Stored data
──────────────────────────────

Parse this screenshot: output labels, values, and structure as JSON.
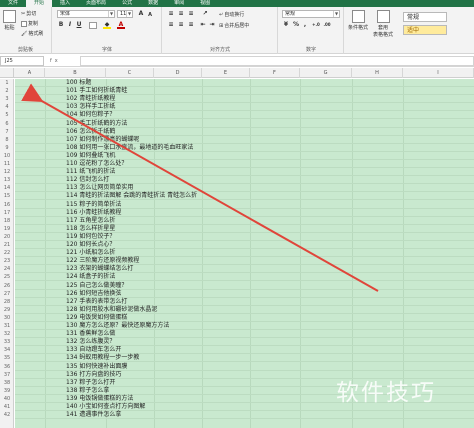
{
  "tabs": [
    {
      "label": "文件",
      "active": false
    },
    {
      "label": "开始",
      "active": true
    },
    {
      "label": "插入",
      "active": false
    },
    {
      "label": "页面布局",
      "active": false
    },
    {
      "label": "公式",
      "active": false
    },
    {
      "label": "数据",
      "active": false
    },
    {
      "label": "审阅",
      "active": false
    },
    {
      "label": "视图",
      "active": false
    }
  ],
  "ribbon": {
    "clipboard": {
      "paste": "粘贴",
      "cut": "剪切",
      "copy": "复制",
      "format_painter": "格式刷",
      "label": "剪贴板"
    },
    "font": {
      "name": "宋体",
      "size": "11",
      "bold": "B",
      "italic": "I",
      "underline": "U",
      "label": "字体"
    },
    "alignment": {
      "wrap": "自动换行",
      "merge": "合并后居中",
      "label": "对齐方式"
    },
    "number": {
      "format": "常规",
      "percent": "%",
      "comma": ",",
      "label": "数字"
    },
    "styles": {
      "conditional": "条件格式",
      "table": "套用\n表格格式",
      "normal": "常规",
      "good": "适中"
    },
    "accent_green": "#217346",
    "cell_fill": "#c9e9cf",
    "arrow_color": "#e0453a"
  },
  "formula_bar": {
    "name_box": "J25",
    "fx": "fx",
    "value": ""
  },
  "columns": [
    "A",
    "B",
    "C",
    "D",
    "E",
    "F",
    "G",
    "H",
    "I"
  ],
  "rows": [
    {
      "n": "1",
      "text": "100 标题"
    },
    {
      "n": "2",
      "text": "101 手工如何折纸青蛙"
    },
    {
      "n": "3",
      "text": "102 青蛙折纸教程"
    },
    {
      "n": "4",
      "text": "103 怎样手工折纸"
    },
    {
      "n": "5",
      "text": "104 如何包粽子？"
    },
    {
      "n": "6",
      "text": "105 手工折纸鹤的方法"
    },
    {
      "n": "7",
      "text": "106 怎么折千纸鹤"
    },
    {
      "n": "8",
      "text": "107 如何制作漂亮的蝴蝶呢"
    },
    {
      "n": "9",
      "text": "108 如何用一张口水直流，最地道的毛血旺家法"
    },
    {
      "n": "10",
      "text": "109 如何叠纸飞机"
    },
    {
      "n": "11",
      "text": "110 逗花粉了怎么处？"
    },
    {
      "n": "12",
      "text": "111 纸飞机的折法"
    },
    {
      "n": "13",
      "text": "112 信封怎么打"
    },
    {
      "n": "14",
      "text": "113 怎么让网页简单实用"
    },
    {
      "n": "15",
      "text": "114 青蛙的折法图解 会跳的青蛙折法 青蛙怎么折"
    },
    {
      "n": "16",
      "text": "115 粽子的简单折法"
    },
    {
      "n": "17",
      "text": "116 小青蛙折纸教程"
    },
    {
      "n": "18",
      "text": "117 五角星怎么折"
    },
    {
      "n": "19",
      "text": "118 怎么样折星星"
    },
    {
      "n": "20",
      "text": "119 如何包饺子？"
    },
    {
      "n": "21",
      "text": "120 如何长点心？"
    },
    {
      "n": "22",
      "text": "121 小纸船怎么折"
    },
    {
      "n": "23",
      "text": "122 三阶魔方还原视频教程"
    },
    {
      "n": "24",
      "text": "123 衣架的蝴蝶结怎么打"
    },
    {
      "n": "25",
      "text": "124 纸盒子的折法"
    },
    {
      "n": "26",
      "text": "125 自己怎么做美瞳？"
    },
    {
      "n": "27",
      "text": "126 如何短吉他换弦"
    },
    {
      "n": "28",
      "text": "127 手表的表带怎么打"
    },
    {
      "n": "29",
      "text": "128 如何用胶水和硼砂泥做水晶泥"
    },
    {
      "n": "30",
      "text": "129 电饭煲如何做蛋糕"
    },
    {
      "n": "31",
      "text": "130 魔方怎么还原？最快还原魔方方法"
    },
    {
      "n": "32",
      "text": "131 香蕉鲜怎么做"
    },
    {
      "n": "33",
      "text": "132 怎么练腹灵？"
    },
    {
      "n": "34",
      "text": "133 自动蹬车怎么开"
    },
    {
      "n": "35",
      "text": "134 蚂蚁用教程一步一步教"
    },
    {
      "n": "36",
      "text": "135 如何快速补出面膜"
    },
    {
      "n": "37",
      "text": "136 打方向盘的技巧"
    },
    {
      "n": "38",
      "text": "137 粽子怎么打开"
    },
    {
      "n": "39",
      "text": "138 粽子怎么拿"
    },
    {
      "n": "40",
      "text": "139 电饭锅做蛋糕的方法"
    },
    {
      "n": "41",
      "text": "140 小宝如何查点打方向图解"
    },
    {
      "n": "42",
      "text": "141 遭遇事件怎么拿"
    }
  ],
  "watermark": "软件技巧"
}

──────────────────────────────

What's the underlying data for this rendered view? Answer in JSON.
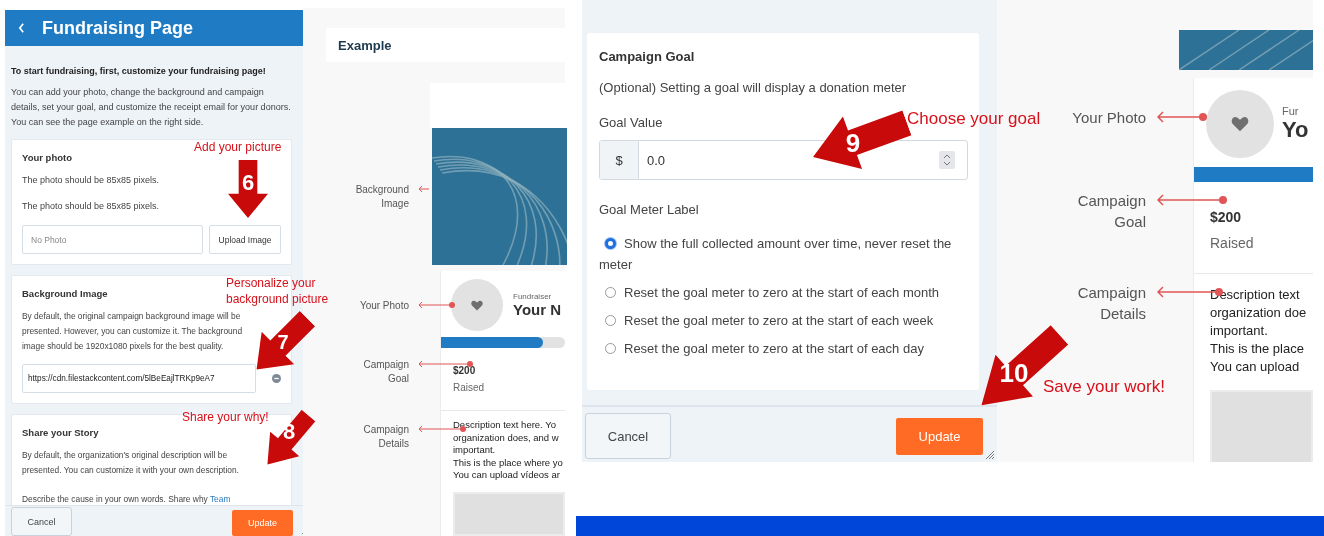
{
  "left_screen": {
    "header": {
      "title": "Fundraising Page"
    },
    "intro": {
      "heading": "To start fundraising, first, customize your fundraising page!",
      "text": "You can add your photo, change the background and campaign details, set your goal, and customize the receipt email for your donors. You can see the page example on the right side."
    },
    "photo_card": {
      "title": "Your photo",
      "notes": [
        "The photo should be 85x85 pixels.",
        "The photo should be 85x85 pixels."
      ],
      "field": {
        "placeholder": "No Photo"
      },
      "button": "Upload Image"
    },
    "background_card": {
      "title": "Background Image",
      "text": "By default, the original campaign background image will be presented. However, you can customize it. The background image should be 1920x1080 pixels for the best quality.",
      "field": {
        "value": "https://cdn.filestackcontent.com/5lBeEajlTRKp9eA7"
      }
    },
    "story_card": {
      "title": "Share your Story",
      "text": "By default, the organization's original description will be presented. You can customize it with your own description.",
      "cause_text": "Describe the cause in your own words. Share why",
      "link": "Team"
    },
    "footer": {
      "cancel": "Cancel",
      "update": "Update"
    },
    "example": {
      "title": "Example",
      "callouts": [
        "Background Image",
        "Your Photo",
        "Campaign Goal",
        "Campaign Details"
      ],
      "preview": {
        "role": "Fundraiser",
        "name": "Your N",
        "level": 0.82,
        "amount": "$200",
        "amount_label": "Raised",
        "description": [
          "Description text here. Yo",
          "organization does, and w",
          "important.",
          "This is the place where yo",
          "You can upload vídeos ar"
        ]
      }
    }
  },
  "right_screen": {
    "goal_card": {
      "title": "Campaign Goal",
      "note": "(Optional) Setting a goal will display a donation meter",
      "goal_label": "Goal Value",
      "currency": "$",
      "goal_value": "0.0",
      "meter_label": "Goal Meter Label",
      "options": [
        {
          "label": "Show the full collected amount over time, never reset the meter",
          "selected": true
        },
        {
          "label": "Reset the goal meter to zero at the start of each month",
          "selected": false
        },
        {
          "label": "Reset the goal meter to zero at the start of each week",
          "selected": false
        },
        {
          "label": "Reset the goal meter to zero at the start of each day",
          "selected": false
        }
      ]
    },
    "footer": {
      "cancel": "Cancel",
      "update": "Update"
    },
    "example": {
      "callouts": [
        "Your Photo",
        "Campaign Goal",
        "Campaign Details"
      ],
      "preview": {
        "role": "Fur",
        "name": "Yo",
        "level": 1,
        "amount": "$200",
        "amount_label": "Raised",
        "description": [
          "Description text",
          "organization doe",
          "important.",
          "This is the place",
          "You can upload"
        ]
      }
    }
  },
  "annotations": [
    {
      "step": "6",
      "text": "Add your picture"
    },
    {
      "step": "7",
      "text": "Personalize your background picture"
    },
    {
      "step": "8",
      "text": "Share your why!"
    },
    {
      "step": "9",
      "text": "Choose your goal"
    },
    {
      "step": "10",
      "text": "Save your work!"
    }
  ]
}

──────────────────────────────

◆ **Do this**: Go through the listing above and pull out each line containing the word "presented".

◆ **Full response**:
      "text": "By default, the original campaign background image will be presented. However, you can customize it. The background image should be 1920x1080 pixels for the best quality.",
      "text": "By default, the organization's original description will be presented. You can customize it with your own description.",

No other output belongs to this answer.